Data for this exercise —
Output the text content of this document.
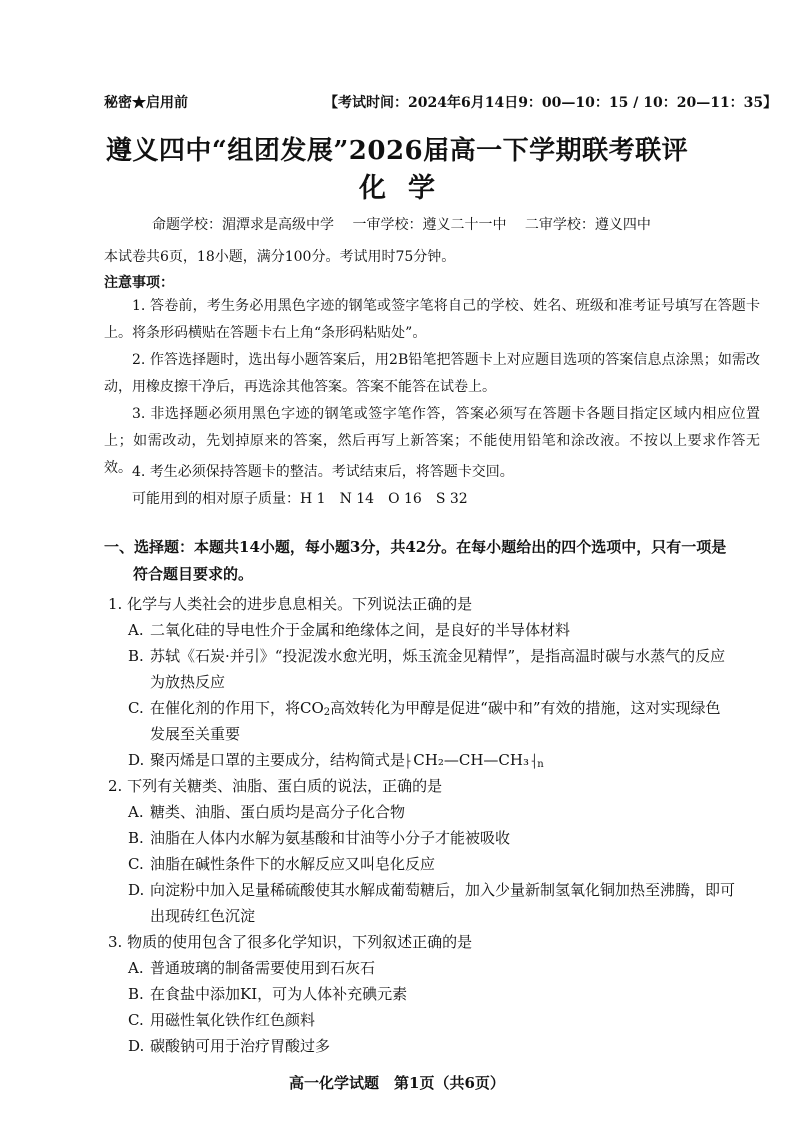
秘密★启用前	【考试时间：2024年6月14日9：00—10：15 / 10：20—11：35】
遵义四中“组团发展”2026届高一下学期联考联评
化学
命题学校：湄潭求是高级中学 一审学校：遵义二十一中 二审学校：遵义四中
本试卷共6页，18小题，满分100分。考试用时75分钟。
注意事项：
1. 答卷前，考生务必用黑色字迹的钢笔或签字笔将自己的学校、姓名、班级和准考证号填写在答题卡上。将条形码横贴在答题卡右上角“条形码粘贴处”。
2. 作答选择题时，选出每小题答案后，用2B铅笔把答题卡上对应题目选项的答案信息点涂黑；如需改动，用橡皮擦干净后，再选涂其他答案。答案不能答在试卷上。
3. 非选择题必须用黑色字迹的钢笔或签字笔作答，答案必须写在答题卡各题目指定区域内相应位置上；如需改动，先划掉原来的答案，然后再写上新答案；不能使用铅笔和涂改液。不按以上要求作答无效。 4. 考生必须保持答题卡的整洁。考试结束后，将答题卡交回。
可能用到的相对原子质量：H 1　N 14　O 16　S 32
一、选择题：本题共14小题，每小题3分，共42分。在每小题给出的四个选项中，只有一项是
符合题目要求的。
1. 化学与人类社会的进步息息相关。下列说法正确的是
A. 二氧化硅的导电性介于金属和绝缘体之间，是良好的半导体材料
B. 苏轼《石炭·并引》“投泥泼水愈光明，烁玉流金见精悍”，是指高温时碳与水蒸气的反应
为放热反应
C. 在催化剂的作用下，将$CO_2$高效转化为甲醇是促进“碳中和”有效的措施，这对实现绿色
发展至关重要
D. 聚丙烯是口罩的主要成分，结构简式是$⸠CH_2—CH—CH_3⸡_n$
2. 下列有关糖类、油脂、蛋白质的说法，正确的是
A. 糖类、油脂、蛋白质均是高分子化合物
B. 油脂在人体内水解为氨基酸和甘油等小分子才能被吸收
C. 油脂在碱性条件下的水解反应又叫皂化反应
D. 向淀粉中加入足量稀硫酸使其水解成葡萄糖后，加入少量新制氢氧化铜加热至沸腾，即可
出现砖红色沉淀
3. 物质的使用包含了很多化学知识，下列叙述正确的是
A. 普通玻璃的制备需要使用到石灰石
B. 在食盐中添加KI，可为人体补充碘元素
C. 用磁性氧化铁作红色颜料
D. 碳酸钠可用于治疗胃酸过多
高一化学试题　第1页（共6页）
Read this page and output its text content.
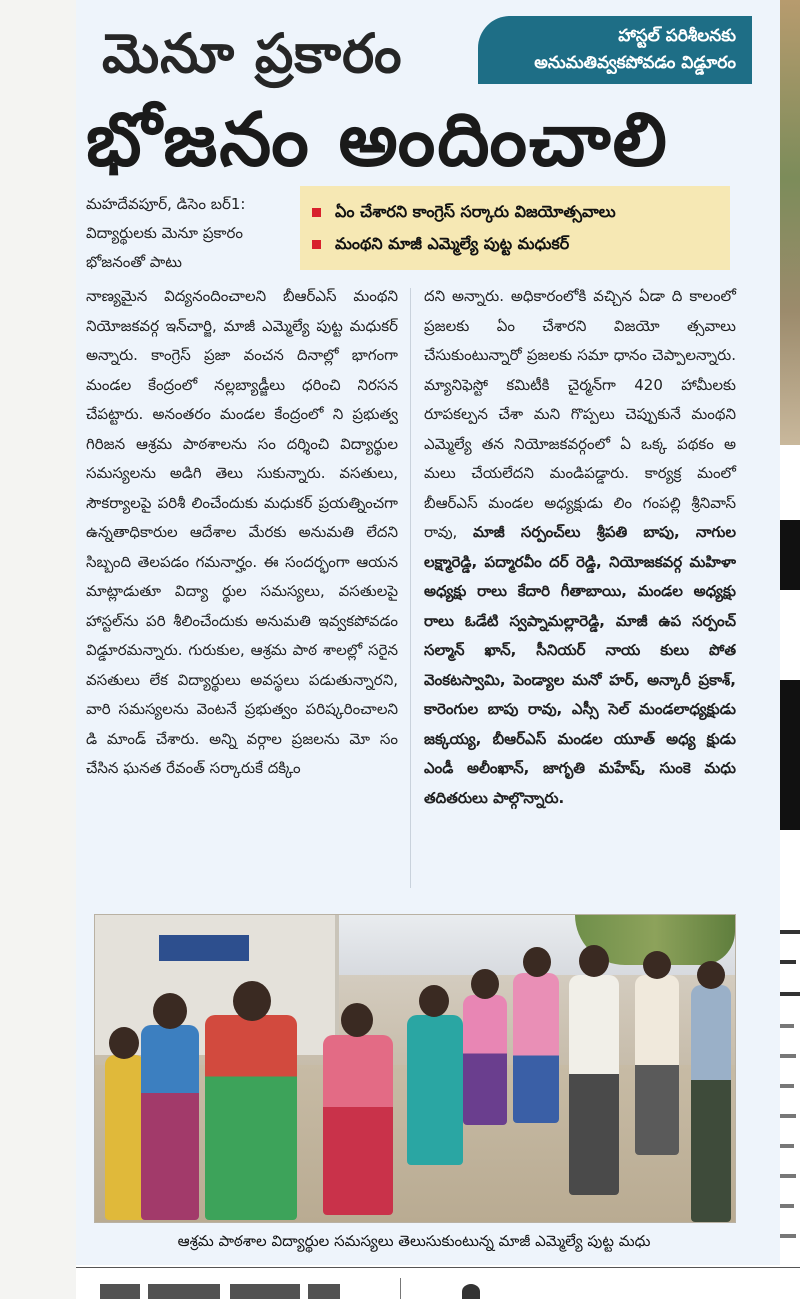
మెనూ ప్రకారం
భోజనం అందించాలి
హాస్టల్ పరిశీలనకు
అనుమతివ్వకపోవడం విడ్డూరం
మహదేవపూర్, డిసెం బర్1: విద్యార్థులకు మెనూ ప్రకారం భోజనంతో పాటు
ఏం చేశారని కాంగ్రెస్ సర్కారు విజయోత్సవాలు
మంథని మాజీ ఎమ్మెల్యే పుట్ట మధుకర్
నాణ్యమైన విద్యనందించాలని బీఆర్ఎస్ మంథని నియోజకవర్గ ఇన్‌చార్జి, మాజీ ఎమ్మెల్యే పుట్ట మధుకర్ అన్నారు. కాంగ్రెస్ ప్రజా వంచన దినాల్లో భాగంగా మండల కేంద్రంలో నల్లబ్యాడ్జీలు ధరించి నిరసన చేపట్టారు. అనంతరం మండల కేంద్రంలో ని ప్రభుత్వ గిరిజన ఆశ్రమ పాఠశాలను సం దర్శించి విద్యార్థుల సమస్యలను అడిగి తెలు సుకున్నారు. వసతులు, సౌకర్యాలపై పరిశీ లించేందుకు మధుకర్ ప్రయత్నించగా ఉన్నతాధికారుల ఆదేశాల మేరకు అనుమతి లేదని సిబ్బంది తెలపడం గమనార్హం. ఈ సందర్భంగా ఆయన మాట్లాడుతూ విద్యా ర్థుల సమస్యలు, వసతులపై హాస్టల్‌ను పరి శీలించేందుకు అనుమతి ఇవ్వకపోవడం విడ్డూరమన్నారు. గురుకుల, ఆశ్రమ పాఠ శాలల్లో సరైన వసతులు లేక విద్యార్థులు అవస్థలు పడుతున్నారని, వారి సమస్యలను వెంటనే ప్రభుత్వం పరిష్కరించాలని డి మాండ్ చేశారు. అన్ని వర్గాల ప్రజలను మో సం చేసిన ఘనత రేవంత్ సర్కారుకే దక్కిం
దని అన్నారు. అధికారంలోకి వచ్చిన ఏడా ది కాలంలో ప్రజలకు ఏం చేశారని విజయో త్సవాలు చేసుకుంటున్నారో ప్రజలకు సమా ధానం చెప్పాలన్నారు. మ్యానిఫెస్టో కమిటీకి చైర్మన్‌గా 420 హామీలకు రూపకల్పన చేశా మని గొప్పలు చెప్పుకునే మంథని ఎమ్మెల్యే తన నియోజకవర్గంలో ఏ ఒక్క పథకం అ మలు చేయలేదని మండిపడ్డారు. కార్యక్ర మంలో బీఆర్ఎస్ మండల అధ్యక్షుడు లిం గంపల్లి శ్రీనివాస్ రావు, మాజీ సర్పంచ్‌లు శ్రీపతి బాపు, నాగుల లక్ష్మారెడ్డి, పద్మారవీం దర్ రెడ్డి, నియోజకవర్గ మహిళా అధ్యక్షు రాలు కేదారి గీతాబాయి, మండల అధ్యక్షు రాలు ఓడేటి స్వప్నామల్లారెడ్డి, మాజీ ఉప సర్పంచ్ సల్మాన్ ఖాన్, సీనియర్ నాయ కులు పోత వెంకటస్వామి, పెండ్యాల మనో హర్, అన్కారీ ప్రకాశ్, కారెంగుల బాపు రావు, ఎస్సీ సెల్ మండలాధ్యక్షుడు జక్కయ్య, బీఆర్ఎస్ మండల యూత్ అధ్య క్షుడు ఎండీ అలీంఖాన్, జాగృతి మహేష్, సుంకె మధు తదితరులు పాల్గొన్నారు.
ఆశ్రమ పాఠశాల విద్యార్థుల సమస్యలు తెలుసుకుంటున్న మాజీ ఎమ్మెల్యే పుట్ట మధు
...
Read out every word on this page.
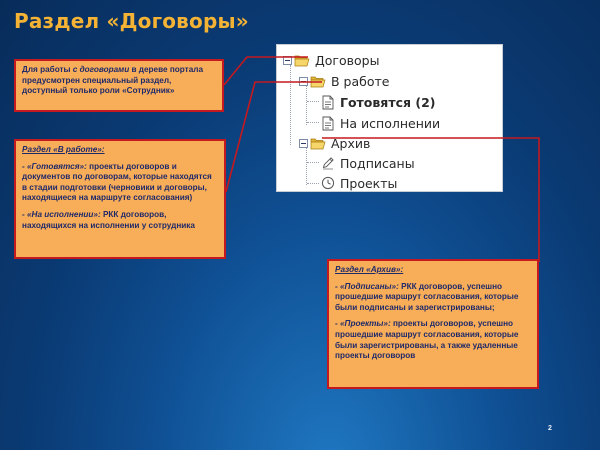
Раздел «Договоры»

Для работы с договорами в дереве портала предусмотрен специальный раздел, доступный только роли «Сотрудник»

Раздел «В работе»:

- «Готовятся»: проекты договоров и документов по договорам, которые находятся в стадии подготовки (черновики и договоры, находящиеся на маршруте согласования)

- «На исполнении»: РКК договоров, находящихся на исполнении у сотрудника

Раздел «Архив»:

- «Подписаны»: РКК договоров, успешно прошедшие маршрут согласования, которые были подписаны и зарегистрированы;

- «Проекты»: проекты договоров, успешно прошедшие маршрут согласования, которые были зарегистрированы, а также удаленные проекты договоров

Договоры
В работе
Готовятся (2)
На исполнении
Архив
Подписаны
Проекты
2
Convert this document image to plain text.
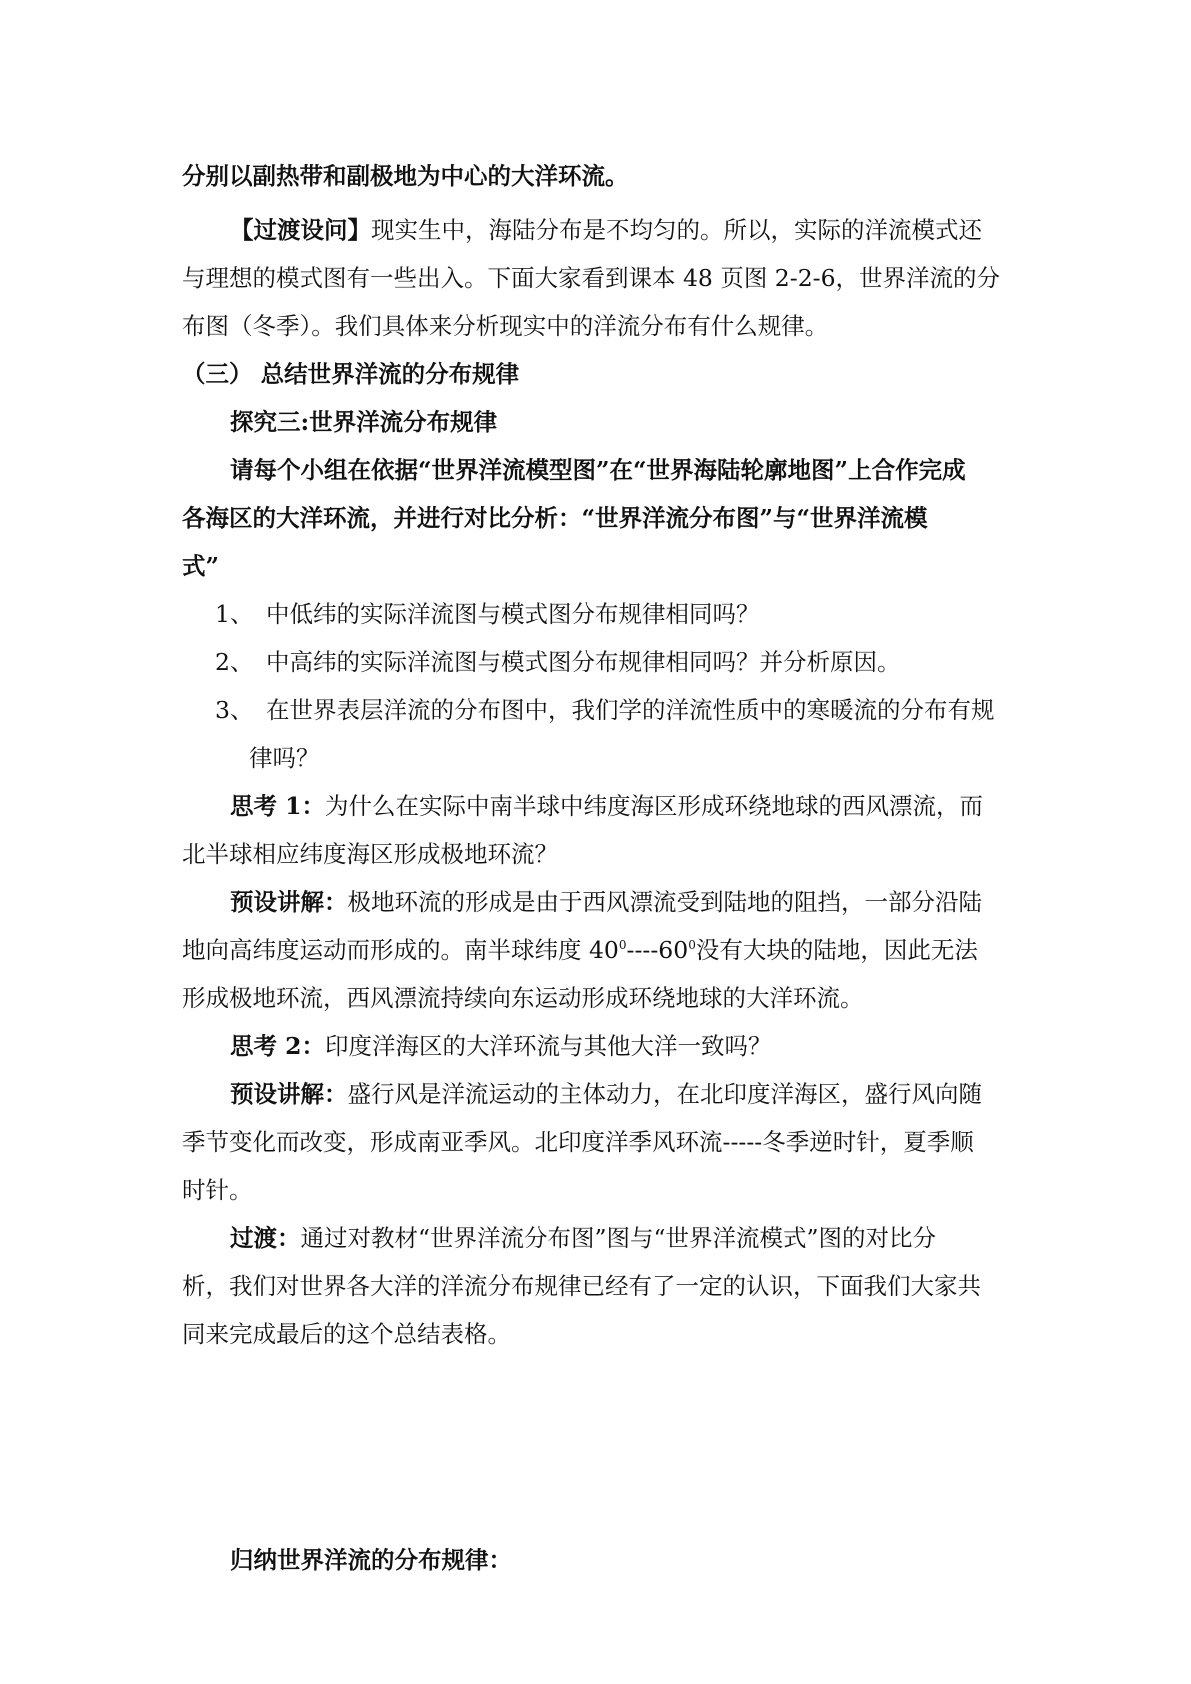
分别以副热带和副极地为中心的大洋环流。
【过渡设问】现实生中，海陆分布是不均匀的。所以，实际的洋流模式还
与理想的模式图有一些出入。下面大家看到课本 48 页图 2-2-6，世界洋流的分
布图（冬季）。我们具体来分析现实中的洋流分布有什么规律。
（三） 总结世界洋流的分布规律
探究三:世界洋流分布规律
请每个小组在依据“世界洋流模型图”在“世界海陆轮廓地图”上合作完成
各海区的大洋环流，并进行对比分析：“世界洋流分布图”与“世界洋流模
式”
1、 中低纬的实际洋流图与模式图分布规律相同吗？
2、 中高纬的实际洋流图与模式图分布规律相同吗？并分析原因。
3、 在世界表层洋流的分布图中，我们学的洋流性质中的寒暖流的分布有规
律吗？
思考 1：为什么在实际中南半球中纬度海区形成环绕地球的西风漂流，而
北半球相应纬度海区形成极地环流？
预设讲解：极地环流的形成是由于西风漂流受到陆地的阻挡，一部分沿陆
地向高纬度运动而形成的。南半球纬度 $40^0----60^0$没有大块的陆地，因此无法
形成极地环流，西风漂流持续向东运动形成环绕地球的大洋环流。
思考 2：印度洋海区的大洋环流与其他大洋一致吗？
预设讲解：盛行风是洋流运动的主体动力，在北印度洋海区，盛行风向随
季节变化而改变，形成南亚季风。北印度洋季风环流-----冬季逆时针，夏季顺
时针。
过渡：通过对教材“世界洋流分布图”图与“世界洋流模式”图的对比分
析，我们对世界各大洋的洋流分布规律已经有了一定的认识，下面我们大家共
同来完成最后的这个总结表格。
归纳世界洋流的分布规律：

Exercise task — Where a line of the data holds "text", show that line.

Answer —
Output the text content of this document.
Read this page and output its text content.
Convert this document image to plain text.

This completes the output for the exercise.